# WHAT IS REQUIRED:
Copy out each line of the material below with no changes.

# DATA RECORDS:
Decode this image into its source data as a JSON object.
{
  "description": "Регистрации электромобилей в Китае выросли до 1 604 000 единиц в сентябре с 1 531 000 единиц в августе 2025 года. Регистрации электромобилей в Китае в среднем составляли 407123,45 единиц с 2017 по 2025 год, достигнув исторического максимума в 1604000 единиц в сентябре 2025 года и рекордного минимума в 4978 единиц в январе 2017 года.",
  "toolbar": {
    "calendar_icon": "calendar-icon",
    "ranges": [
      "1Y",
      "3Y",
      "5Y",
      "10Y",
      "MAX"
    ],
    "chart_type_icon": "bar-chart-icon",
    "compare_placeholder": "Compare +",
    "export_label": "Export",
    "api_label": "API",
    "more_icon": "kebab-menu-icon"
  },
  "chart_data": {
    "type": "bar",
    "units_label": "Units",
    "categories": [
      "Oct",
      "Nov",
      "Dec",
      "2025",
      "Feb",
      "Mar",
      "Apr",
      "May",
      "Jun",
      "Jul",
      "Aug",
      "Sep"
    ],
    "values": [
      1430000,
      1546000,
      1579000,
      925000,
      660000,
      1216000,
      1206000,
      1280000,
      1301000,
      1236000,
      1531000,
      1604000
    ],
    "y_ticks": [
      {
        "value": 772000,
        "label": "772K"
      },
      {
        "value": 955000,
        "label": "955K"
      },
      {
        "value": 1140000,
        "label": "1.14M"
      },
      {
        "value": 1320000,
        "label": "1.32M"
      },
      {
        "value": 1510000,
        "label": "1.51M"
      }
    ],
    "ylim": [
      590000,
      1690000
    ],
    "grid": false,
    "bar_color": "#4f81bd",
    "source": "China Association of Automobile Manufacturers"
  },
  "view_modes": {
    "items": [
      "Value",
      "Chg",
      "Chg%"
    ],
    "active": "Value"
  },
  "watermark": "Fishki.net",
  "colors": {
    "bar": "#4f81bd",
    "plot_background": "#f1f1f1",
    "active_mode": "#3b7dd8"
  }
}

# SOLVED PROBLEM:
Decode this image into its source data as a JSON object.
{
  "description": "Регистрации электромобилей в Китае выросли до 1 604 000 единиц в сентябре с 1 531 000 единиц в августе 2025 года. Регистрации электромобилей в Китае в среднем составляли 407123,45 единиц с 2017 по 2025 год, достигнув исторического максимума в 1604000 единиц в сентябре 2025 года и рекордного минимума в 4978 единиц в январе 2017 года.",
  "toolbar": {
    "calendar_icon": "calendar-icon",
    "ranges": [
      "1Y",
      "3Y",
      "5Y",
      "10Y",
      "MAX"
    ],
    "chart_type_icon": "bar-chart-icon",
    "compare_placeholder": "Compare +",
    "export_label": "Export",
    "api_label": "API",
    "more_icon": "kebab-menu-icon"
  },
  "chart_data": {
    "type": "bar",
    "units_label": "Units",
    "categories": [
      "Oct",
      "Nov",
      "Dec",
      "2025",
      "Feb",
      "Mar",
      "Apr",
      "May",
      "Jun",
      "Jul",
      "Aug",
      "Sep"
    ],
    "values": [
      1430000,
      1546000,
      1579000,
      925000,
      660000,
      1216000,
      1206000,
      1280000,
      1301000,
      1236000,
      1531000,
      1604000
    ],
    "y_ticks": [
      {
        "value": 772000,
        "label": "772K"
      },
      {
        "value": 955000,
        "label": "955K"
      },
      {
        "value": 1140000,
        "label": "1.14M"
      },
      {
        "value": 1320000,
        "label": "1.32M"
      },
      {
        "value": 1510000,
        "label": "1.51M"
      }
    ],
    "ylim": [
      590000,
      1690000
    ],
    "grid": false,
    "bar_color": "#4f81bd",
    "source": "China Association of Automobile Manufacturers"
  },
  "view_modes": {
    "items": [
      "Value",
      "Chg",
      "Chg%"
    ],
    "active": "Value"
  },
  "watermark": "Fishki.net",
  "colors": {
    "bar": "#4f81bd",
    "plot_background": "#f1f1f1",
    "active_mode": "#3b7dd8"
  }
}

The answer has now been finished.